EXERCISE INPUT:

--- Begin ---

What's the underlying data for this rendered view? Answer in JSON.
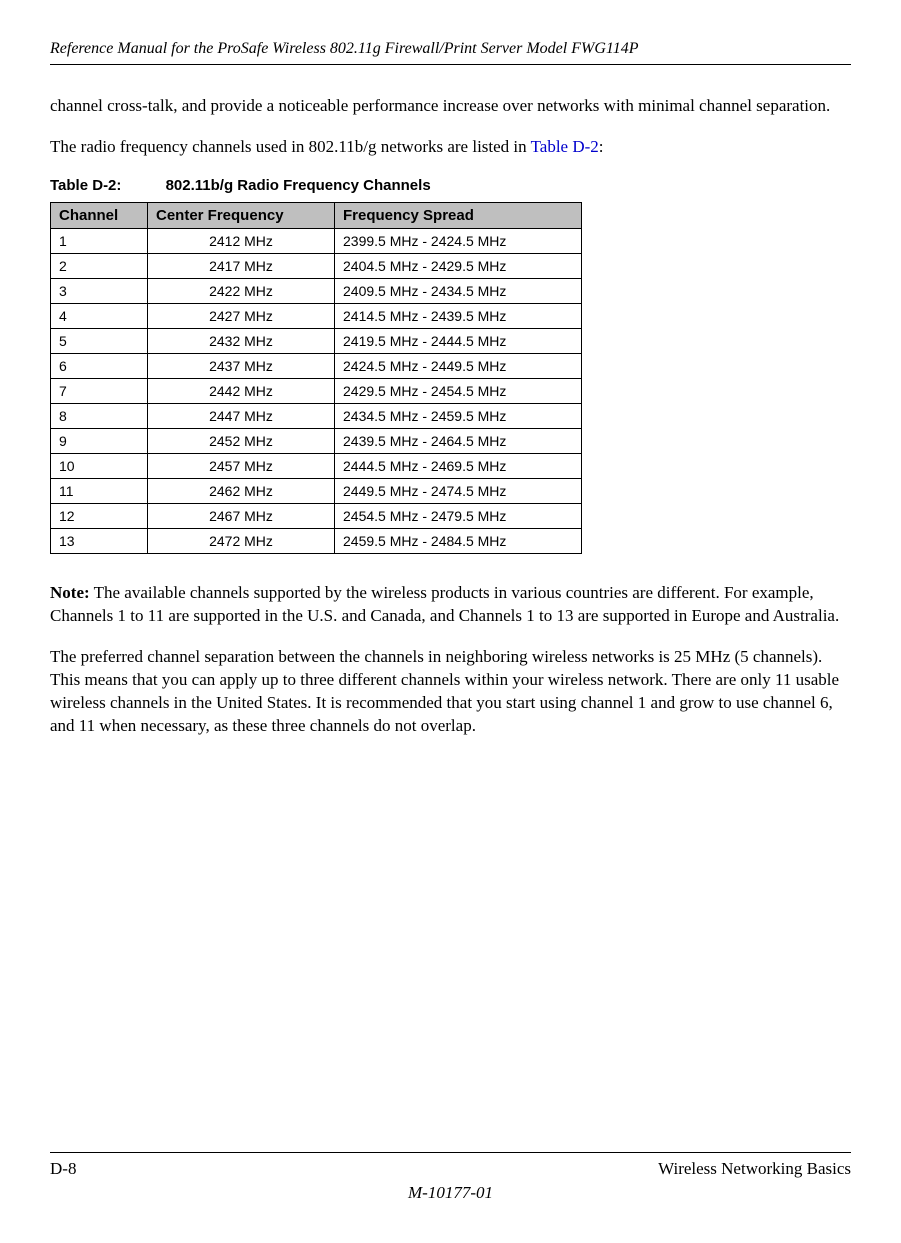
{
  "header": {
    "title": "Reference Manual for the ProSafe Wireless 802.11g  Firewall/Print Server Model FWG114P"
  },
  "intro": {
    "para1": "channel cross-talk, and provide a noticeable performance increase over networks with minimal channel separation.",
    "para2_pre": "The radio frequency channels used in 802.11b/g networks are listed in ",
    "para2_link": "Table D-2",
    "para2_post": ":"
  },
  "table": {
    "caption_num": "Table D-2:",
    "caption_title": "802.11b/g Radio Frequency Channels",
    "columns": [
      "Channel",
      "Center Frequency",
      "Frequency Spread"
    ],
    "rows": [
      [
        "1",
        "2412 MHz",
        "2399.5 MHz - 2424.5 MHz"
      ],
      [
        "2",
        "2417 MHz",
        "2404.5 MHz - 2429.5 MHz"
      ],
      [
        "3",
        "2422 MHz",
        "2409.5 MHz - 2434.5 MHz"
      ],
      [
        "4",
        "2427 MHz",
        "2414.5 MHz - 2439.5 MHz"
      ],
      [
        "5",
        "2432 MHz",
        "2419.5 MHz - 2444.5 MHz"
      ],
      [
        "6",
        "2437 MHz",
        "2424.5 MHz - 2449.5 MHz"
      ],
      [
        "7",
        "2442 MHz",
        "2429.5 MHz - 2454.5 MHz"
      ],
      [
        "8",
        "2447 MHz",
        "2434.5 MHz - 2459.5 MHz"
      ],
      [
        "9",
        "2452 MHz",
        "2439.5 MHz - 2464.5 MHz"
      ],
      [
        "10",
        "2457 MHz",
        "2444.5 MHz - 2469.5 MHz"
      ],
      [
        "11",
        "2462 MHz",
        "2449.5 MHz - 2474.5 MHz"
      ],
      [
        "12",
        "2467 MHz",
        "2454.5 MHz - 2479.5 MHz"
      ],
      [
        "13",
        "2472 MHz",
        "2459.5 MHz - 2484.5 MHz"
      ]
    ],
    "header_bg": "#bfbfbf",
    "border_color": "#000000"
  },
  "note": {
    "label": "Note:",
    "text": " The available channels supported by the wireless products in various countries are different. For example, Channels 1 to 11 are supported in the U.S. and Canada, and Channels 1 to 13 are supported in Europe and Australia."
  },
  "para3": "The preferred channel separation between the channels in neighboring wireless networks is 25 MHz (5 channels). This means that you can apply up to three different channels within your wireless network. There are only 11 usable wireless channels in the United States. It is recommended that you start using channel 1 and grow to use channel 6, and 11 when necessary, as these three channels do not overlap.",
  "footer": {
    "page": "D-8",
    "section": "Wireless Networking Basics",
    "docnum": "M-10177-01"
  }
}
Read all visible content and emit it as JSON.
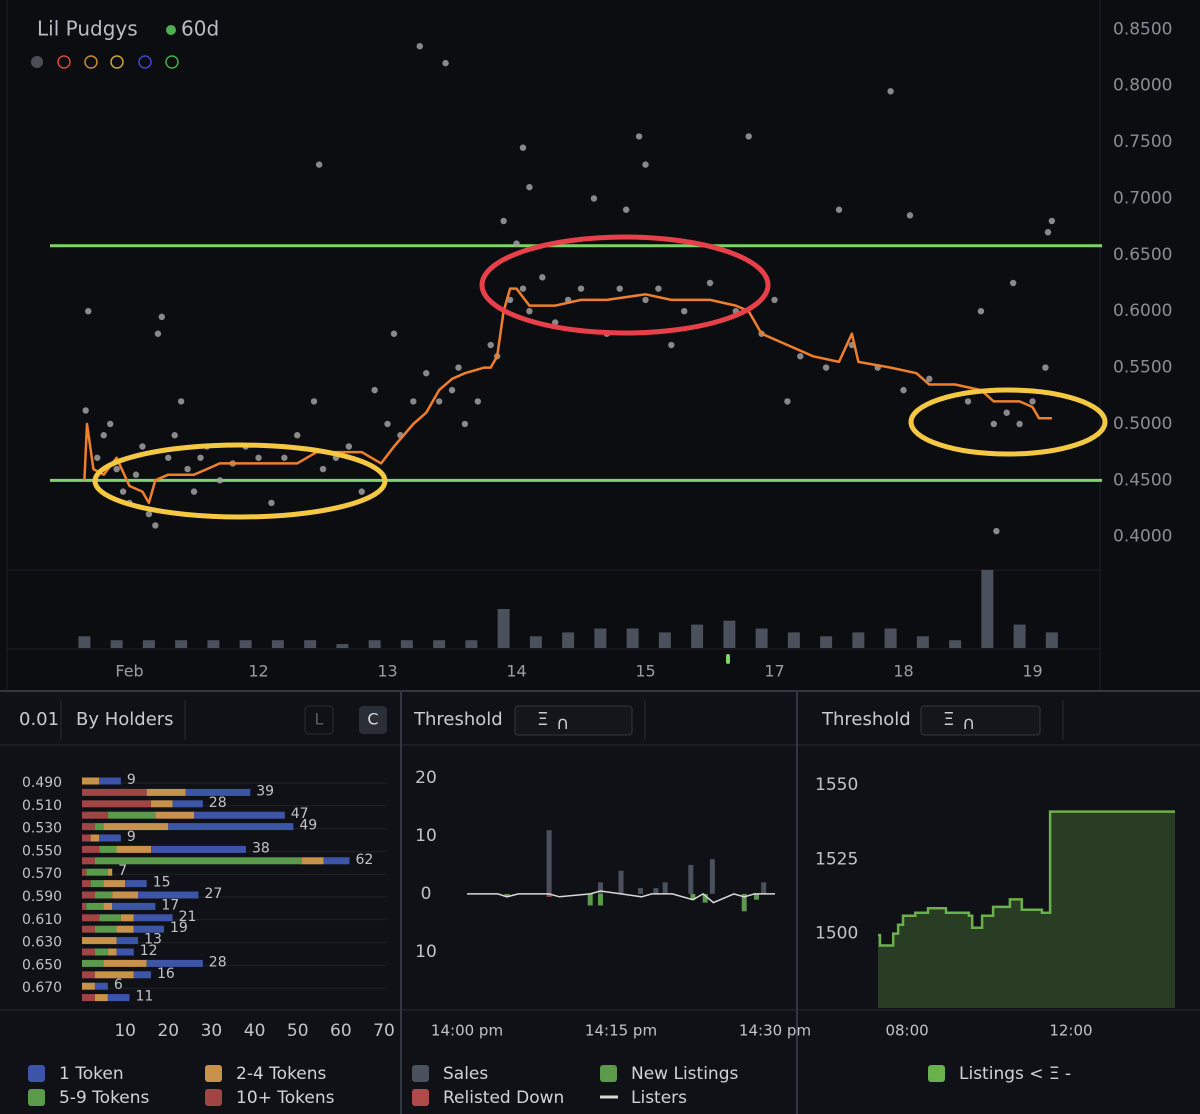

--- End ---

All the material shown above is to be copied exactly, with no pictures carried over.

What's the underlying data for this rendered view? Answer in JSON.
{
  "header": {
    "title": "Reference Manual for the ProSafe Wireless 802.11g  Firewall/Print Server Model FWG114P"
  },
  "intro": {
    "para1": "channel cross-talk, and provide a noticeable performance increase over networks with minimal channel separation.",
    "para2_pre": "The radio frequency channels used in 802.11b/g networks are listed in ",
    "para2_link": "Table D-2",
    "para2_post": ":"
  },
  "table": {
    "caption_num": "Table D-2:",
    "caption_title": "802.11b/g Radio Frequency Channels",
    "columns": [
      "Channel",
      "Center Frequency",
      "Frequency Spread"
    ],
    "rows": [
      [
        "1",
        "2412 MHz",
        "2399.5 MHz - 2424.5 MHz"
      ],
      [
        "2",
        "2417 MHz",
        "2404.5 MHz - 2429.5 MHz"
      ],
      [
        "3",
        "2422 MHz",
        "2409.5 MHz - 2434.5 MHz"
      ],
      [
        "4",
        "2427 MHz",
        "2414.5 MHz - 2439.5 MHz"
      ],
      [
        "5",
        "2432 MHz",
        "2419.5 MHz - 2444.5 MHz"
      ],
      [
        "6",
        "2437 MHz",
        "2424.5 MHz - 2449.5 MHz"
      ],
      [
        "7",
        "2442 MHz",
        "2429.5 MHz - 2454.5 MHz"
      ],
      [
        "8",
        "2447 MHz",
        "2434.5 MHz - 2459.5 MHz"
      ],
      [
        "9",
        "2452 MHz",
        "2439.5 MHz - 2464.5 MHz"
      ],
      [
        "10",
        "2457 MHz",
        "2444.5 MHz - 2469.5 MHz"
      ],
      [
        "11",
        "2462 MHz",
        "2449.5 MHz - 2474.5 MHz"
      ],
      [
        "12",
        "2467 MHz",
        "2454.5 MHz - 2479.5 MHz"
      ],
      [
        "13",
        "2472 MHz",
        "2459.5 MHz - 2484.5 MHz"
      ]
    ],
    "header_bg": "#bfbfbf",
    "border_color": "#000000"
  },
  "note": {
    "label": "Note:",
    "text": " The available channels supported by the wireless products in various countries are different. For example, Channels 1 to 11 are supported in the U.S. and Canada, and Channels 1 to 13 are supported in Europe and Australia."
  },
  "para3": "The preferred channel separation between the channels in neighboring wireless networks is 25 MHz (5 channels). This means that you can apply up to three different channels within your wireless network. There are only 11 usable wireless channels in the United States. It is recommended that you start using channel 1 and grow to use channel 6, and 11 when necessary, as these three channels do not overlap.",
  "footer": {
    "page": "D-8",
    "section": "Wireless Networking Basics",
    "docnum": "M-10177-01"
  }
}
Read all visible content and emit it as JSON.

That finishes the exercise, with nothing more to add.